■ **SET TASK**:
Write the entries out again exactly as they stand, but without the pictures.

* BEGIN DATA FOR THE TASK *

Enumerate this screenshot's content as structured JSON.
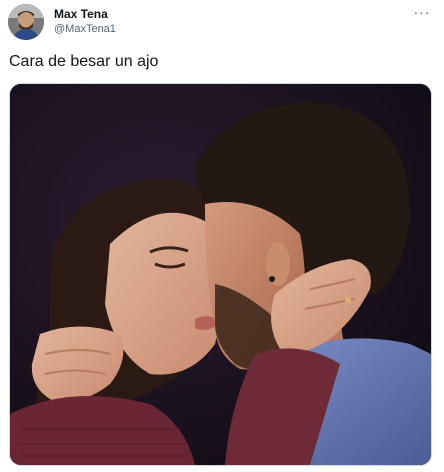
{
  "tweet": {
    "author": {
      "display_name": "Max Tena",
      "handle": "@MaxTena1",
      "avatar_icon": "user-avatar-photo"
    },
    "more_icon": "more-options-icon",
    "more_glyph": "···",
    "text": "Cara de besar un ajo",
    "media": {
      "kind": "photo",
      "icon": "tweet-photo"
    }
  },
  "colors": {
    "text_primary": "#0f1419",
    "text_secondary": "#536471",
    "border": "#cfd9de",
    "background": "#ffffff"
  }
}
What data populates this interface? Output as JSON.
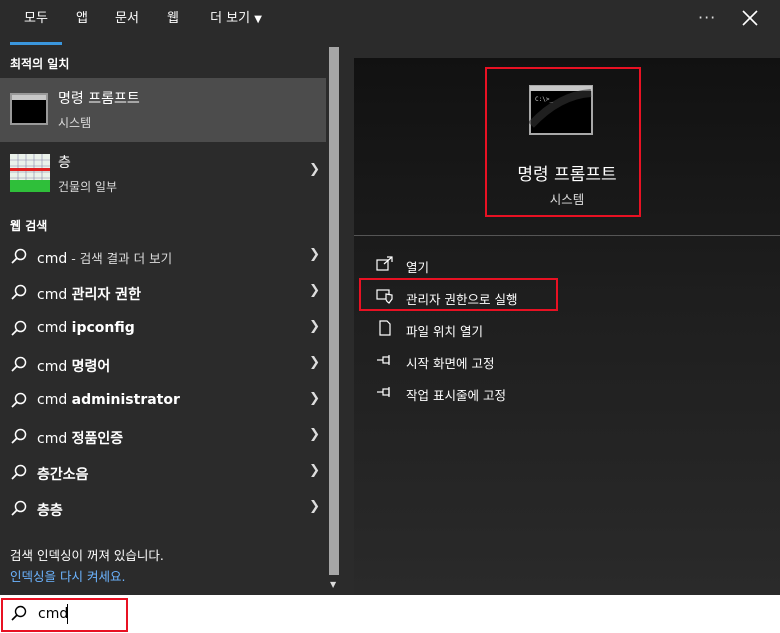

* END DATA FOR THE TASK *

■ **OUTPUT OF THE TASK**:
Enumerate this screenshot's content as structured JSON.
{
  "tweet": {
    "author": {
      "display_name": "Max Tena",
      "handle": "@MaxTena1",
      "avatar_icon": "user-avatar-photo"
    },
    "more_icon": "more-options-icon",
    "more_glyph": "···",
    "text": "Cara de besar un ajo",
    "media": {
      "kind": "photo",
      "icon": "tweet-photo"
    }
  },
  "colors": {
    "text_primary": "#0f1419",
    "text_secondary": "#536471",
    "border": "#cfd9de",
    "background": "#ffffff"
  }
}
What data populates this interface? Output as JSON.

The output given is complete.